Copy every line of the data exactly, leaving nothing out.

= Data items =
+ + +

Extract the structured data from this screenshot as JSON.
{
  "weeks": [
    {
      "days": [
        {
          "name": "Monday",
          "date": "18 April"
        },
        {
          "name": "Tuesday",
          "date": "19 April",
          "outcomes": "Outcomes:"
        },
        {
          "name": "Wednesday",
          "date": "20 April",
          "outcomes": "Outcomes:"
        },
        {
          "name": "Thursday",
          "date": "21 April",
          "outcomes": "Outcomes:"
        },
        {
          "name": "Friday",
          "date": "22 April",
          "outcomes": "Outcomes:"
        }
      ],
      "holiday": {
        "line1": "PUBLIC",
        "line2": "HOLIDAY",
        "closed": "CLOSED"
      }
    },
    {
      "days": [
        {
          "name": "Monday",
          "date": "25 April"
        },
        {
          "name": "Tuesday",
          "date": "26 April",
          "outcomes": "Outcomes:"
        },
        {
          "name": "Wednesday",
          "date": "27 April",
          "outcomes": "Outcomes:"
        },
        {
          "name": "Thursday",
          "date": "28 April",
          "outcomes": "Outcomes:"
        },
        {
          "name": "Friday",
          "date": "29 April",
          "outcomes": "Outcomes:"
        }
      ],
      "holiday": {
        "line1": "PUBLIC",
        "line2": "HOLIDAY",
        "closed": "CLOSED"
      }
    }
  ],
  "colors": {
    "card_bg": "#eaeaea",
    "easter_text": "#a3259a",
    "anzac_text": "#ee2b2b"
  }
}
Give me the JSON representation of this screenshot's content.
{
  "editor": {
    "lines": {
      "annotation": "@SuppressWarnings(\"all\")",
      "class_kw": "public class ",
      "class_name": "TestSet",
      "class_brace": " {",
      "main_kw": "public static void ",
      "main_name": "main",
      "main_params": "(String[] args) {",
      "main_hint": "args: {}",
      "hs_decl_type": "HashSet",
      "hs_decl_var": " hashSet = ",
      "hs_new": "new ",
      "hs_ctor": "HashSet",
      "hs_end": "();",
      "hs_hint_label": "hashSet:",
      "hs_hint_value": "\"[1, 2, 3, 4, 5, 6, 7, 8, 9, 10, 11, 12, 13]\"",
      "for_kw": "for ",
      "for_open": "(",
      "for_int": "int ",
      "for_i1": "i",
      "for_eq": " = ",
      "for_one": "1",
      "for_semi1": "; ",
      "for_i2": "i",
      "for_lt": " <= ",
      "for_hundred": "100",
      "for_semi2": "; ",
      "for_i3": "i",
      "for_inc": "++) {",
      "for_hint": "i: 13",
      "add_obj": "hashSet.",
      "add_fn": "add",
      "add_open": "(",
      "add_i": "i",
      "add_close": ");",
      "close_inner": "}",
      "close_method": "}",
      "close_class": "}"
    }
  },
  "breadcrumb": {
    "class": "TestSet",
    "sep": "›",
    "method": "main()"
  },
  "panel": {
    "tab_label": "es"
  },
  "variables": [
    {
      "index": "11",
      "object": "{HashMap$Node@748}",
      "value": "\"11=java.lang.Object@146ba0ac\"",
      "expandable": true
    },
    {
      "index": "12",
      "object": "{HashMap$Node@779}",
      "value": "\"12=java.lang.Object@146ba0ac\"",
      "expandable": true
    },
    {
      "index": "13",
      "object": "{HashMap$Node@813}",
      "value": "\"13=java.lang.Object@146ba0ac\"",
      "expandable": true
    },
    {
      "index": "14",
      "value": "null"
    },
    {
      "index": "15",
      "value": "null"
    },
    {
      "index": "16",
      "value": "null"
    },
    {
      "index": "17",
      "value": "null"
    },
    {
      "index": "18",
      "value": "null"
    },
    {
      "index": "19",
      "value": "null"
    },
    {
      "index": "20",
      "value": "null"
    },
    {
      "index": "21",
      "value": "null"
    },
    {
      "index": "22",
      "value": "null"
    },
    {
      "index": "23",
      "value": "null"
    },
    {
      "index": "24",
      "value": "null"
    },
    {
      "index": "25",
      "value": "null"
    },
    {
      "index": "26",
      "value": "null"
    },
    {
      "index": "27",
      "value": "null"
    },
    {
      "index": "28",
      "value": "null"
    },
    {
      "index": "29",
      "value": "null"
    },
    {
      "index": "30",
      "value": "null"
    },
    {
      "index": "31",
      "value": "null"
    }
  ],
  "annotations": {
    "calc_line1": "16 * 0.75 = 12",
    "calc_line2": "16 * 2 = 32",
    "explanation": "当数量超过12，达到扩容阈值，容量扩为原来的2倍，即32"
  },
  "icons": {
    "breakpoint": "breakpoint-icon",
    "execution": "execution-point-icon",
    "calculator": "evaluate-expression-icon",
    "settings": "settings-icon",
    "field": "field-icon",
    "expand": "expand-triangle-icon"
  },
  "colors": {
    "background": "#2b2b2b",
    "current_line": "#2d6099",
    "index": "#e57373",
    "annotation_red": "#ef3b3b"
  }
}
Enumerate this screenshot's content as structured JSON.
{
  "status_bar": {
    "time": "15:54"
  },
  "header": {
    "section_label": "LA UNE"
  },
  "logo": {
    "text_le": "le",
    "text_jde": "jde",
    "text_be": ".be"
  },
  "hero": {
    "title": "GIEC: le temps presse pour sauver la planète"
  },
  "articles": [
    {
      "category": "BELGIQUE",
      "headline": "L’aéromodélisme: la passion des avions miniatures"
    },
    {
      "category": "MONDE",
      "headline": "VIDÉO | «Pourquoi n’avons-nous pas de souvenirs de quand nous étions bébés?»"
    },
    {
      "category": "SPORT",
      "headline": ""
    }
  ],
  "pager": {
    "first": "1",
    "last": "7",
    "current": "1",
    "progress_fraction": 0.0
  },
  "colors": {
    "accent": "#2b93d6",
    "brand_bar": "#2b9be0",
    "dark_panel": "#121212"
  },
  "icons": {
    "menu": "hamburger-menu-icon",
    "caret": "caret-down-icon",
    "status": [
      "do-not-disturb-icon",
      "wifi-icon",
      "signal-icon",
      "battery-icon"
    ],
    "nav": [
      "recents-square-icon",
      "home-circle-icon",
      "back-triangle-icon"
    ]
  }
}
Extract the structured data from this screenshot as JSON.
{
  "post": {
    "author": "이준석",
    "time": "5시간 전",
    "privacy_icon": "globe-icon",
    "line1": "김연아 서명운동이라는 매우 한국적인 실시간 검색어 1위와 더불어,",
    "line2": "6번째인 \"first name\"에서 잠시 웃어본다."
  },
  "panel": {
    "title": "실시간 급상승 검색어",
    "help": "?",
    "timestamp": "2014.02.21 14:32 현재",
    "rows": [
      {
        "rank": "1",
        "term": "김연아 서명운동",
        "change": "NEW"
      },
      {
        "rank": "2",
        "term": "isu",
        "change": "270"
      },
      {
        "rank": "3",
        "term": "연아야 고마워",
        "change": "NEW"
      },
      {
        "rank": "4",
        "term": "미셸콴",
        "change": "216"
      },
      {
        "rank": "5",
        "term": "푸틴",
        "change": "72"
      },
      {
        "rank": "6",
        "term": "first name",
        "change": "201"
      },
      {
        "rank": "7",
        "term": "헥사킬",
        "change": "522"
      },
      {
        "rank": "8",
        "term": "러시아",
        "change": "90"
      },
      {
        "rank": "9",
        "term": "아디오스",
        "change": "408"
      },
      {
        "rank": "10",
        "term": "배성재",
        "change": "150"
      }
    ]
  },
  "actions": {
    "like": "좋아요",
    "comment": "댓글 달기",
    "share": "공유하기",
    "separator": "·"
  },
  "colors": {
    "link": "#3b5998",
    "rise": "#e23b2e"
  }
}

+ + +

= Solution to this problem =
Extract the structured data from this screenshot as JSON.
{
  "weeks": [
    {
      "days": [
        {
          "name": "Monday",
          "date": "18 April"
        },
        {
          "name": "Tuesday",
          "date": "19 April",
          "outcomes": "Outcomes:"
        },
        {
          "name": "Wednesday",
          "date": "20 April",
          "outcomes": "Outcomes:"
        },
        {
          "name": "Thursday",
          "date": "21 April",
          "outcomes": "Outcomes:"
        },
        {
          "name": "Friday",
          "date": "22 April",
          "outcomes": "Outcomes:"
        }
      ],
      "holiday": {
        "line1": "PUBLIC",
        "line2": "HOLIDAY",
        "closed": "CLOSED"
      }
    },
    {
      "days": [
        {
          "name": "Monday",
          "date": "25 April"
        },
        {
          "name": "Tuesday",
          "date": "26 April",
          "outcomes": "Outcomes:"
        },
        {
          "name": "Wednesday",
          "date": "27 April",
          "outcomes": "Outcomes:"
        },
        {
          "name": "Thursday",
          "date": "28 April",
          "outcomes": "Outcomes:"
        },
        {
          "name": "Friday",
          "date": "29 April",
          "outcomes": "Outcomes:"
        }
      ],
      "holiday": {
        "line1": "PUBLIC",
        "line2": "HOLIDAY",
        "closed": "CLOSED"
      }
    }
  ],
  "colors": {
    "card_bg": "#eaeaea",
    "easter_text": "#a3259a",
    "anzac_text": "#ee2b2b"
  }
}
Give me the JSON representation of this screenshot's content.
{
  "editor": {
    "lines": {
      "annotation": "@SuppressWarnings(\"all\")",
      "class_kw": "public class ",
      "class_name": "TestSet",
      "class_brace": " {",
      "main_kw": "public static void ",
      "main_name": "main",
      "main_params": "(String[] args) {",
      "main_hint": "args: {}",
      "hs_decl_type": "HashSet",
      "hs_decl_var": " hashSet = ",
      "hs_new": "new ",
      "hs_ctor": "HashSet",
      "hs_end": "();",
      "hs_hint_label": "hashSet:",
      "hs_hint_value": "\"[1, 2, 3, 4, 5, 6, 7, 8, 9, 10, 11, 12, 13]\"",
      "for_kw": "for ",
      "for_open": "(",
      "for_int": "int ",
      "for_i1": "i",
      "for_eq": " = ",
      "for_one": "1",
      "for_semi1": "; ",
      "for_i2": "i",
      "for_lt": " <= ",
      "for_hundred": "100",
      "for_semi2": "; ",
      "for_i3": "i",
      "for_inc": "++) {",
      "for_hint": "i: 13",
      "add_obj": "hashSet.",
      "add_fn": "add",
      "add_open": "(",
      "add_i": "i",
      "add_close": ");",
      "close_inner": "}",
      "close_method": "}",
      "close_class": "}"
    }
  },
  "breadcrumb": {
    "class": "TestSet",
    "sep": "›",
    "method": "main()"
  },
  "panel": {
    "tab_label": "es"
  },
  "variables": [
    {
      "index": "11",
      "object": "{HashMap$Node@748}",
      "value": "\"11=java.lang.Object@146ba0ac\"",
      "expandable": true
    },
    {
      "index": "12",
      "object": "{HashMap$Node@779}",
      "value": "\"12=java.lang.Object@146ba0ac\"",
      "expandable": true
    },
    {
      "index": "13",
      "object": "{HashMap$Node@813}",
      "value": "\"13=java.lang.Object@146ba0ac\"",
      "expandable": true
    },
    {
      "index": "14",
      "value": "null"
    },
    {
      "index": "15",
      "value": "null"
    },
    {
      "index": "16",
      "value": "null"
    },
    {
      "index": "17",
      "value": "null"
    },
    {
      "index": "18",
      "value": "null"
    },
    {
      "index": "19",
      "value": "null"
    },
    {
      "index": "20",
      "value": "null"
    },
    {
      "index": "21",
      "value": "null"
    },
    {
      "index": "22",
      "value": "null"
    },
    {
      "index": "23",
      "value": "null"
    },
    {
      "index": "24",
      "value": "null"
    },
    {
      "index": "25",
      "value": "null"
    },
    {
      "index": "26",
      "value": "null"
    },
    {
      "index": "27",
      "value": "null"
    },
    {
      "index": "28",
      "value": "null"
    },
    {
      "index": "29",
      "value": "null"
    },
    {
      "index": "30",
      "value": "null"
    },
    {
      "index": "31",
      "value": "null"
    }
  ],
  "annotations": {
    "calc_line1": "16 * 0.75 = 12",
    "calc_line2": "16 * 2 = 32",
    "explanation": "当数量超过12，达到扩容阈值，容量扩为原来的2倍，即32"
  },
  "icons": {
    "breakpoint": "breakpoint-icon",
    "execution": "execution-point-icon",
    "calculator": "evaluate-expression-icon",
    "settings": "settings-icon",
    "field": "field-icon",
    "expand": "expand-triangle-icon"
  },
  "colors": {
    "background": "#2b2b2b",
    "current_line": "#2d6099",
    "index": "#e57373",
    "annotation_red": "#ef3b3b"
  }
}
Enumerate this screenshot's content as structured JSON.
{
  "status_bar": {
    "time": "15:54"
  },
  "header": {
    "section_label": "LA UNE"
  },
  "logo": {
    "text_le": "le",
    "text_jde": "jde",
    "text_be": ".be"
  },
  "hero": {
    "title": "GIEC: le temps presse pour sauver la planète"
  },
  "articles": [
    {
      "category": "BELGIQUE",
      "headline": "L’aéromodélisme: la passion des avions miniatures"
    },
    {
      "category": "MONDE",
      "headline": "VIDÉO | «Pourquoi n’avons-nous pas de souvenirs de quand nous étions bébés?»"
    },
    {
      "category": "SPORT",
      "headline": ""
    }
  ],
  "pager": {
    "first": "1",
    "last": "7",
    "current": "1",
    "progress_fraction": 0.0
  },
  "colors": {
    "accent": "#2b93d6",
    "brand_bar": "#2b9be0",
    "dark_panel": "#121212"
  },
  "icons": {
    "menu": "hamburger-menu-icon",
    "caret": "caret-down-icon",
    "status": [
      "do-not-disturb-icon",
      "wifi-icon",
      "signal-icon",
      "battery-icon"
    ],
    "nav": [
      "recents-square-icon",
      "home-circle-icon",
      "back-triangle-icon"
    ]
  }
}
Extract the structured data from this screenshot as JSON.
{
  "post": {
    "author": "이준석",
    "time": "5시간 전",
    "privacy_icon": "globe-icon",
    "line1": "김연아 서명운동이라는 매우 한국적인 실시간 검색어 1위와 더불어,",
    "line2": "6번째인 \"first name\"에서 잠시 웃어본다."
  },
  "panel": {
    "title": "실시간 급상승 검색어",
    "help": "?",
    "timestamp": "2014.02.21 14:32 현재",
    "rows": [
      {
        "rank": "1",
        "term": "김연아 서명운동",
        "change": "NEW"
      },
      {
        "rank": "2",
        "term": "isu",
        "change": "270"
      },
      {
        "rank": "3",
        "term": "연아야 고마워",
        "change": "NEW"
      },
      {
        "rank": "4",
        "term": "미셸콴",
        "change": "216"
      },
      {
        "rank": "5",
        "term": "푸틴",
        "change": "72"
      },
      {
        "rank": "6",
        "term": "first name",
        "change": "201"
      },
      {
        "rank": "7",
        "term": "헥사킬",
        "change": "522"
      },
      {
        "rank": "8",
        "term": "러시아",
        "change": "90"
      },
      {
        "rank": "9",
        "term": "아디오스",
        "change": "408"
      },
      {
        "rank": "10",
        "term": "배성재",
        "change": "150"
      }
    ]
  },
  "actions": {
    "like": "좋아요",
    "comment": "댓글 달기",
    "share": "공유하기",
    "separator": "·"
  },
  "colors": {
    "link": "#3b5998",
    "rise": "#e23b2e"
  }
}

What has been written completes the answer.